What needs to be done: Print, please, the line that contains "What text is on this page?" and each line after it to the end of the entries, unchanged and with nothing else.

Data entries
* * *

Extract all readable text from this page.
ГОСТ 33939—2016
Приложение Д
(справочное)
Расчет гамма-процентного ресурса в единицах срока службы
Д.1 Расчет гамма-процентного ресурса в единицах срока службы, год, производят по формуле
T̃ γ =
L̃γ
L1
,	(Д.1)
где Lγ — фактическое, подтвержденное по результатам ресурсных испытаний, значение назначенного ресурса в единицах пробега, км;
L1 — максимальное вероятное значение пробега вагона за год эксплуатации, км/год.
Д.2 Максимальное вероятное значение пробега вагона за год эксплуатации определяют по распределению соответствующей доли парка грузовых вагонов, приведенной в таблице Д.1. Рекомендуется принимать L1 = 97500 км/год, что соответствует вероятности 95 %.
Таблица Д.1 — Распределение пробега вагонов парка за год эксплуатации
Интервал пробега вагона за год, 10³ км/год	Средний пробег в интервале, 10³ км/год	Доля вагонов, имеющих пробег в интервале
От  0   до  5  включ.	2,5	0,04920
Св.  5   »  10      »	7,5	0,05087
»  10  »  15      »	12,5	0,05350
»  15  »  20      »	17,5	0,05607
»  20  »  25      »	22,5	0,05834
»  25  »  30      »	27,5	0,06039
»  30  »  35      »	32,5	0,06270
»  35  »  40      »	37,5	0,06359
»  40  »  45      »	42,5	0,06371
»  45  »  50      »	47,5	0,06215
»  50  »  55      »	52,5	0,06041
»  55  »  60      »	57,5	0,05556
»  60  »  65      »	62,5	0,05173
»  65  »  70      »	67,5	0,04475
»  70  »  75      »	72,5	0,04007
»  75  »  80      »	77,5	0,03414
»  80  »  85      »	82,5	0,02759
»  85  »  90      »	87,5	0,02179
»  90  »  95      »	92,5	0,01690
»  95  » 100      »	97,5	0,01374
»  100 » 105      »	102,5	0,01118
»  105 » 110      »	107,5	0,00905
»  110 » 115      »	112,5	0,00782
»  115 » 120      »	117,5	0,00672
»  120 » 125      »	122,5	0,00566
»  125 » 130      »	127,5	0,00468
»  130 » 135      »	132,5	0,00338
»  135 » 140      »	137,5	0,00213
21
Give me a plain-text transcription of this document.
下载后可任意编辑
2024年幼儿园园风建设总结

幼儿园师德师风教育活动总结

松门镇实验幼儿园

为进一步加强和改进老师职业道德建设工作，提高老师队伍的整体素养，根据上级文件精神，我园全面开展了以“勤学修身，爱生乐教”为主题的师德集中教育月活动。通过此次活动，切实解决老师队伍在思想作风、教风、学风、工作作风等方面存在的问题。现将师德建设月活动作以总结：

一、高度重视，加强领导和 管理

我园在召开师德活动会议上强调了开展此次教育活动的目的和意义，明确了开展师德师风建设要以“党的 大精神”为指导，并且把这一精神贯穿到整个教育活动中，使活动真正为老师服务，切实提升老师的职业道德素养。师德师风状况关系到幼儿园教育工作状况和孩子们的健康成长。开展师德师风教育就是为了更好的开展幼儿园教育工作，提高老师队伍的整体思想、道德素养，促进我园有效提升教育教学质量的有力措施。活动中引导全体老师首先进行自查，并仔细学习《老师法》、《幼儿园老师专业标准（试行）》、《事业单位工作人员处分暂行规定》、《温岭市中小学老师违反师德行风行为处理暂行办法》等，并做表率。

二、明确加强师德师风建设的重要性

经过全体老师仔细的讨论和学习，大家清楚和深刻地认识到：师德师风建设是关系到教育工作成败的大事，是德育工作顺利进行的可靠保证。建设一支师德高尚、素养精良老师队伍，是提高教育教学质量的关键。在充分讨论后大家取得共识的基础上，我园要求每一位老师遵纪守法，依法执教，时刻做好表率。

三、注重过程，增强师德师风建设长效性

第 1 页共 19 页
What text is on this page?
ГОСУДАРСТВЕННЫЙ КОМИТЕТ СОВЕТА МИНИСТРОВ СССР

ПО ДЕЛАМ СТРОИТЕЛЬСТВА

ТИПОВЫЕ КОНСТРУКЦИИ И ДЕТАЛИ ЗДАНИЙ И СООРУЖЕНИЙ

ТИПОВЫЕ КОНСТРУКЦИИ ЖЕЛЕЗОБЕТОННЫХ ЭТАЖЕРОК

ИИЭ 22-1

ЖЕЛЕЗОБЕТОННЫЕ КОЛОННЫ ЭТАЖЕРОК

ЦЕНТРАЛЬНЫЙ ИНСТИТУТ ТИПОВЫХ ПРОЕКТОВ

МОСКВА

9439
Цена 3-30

* * *

Finished answer:
What text is on this page?
ГОСУДАРСТВЕННЫЙ КОМИТЕТ СОВЕТА МИНИСТРОВ СССР

ПО ДЕЛАМ СТРОИТЕЛЬСТВА

ТИПОВЫЕ КОНСТРУКЦИИ И ДЕТАЛИ ЗДАНИЙ И СООРУЖЕНИЙ

ТИПОВЫЕ КОНСТРУКЦИИ ЖЕЛЕЗОБЕТОННЫХ ЭТАЖЕРОК

ИИЭ 22-1

ЖЕЛЕЗОБЕТОННЫЕ КОЛОННЫ ЭТАЖЕРОК

ЦЕНТРАЛЬНЫЙ ИНСТИТУТ ТИПОВЫХ ПРОЕКТОВ

МОСКВА

9439
Цена 3-30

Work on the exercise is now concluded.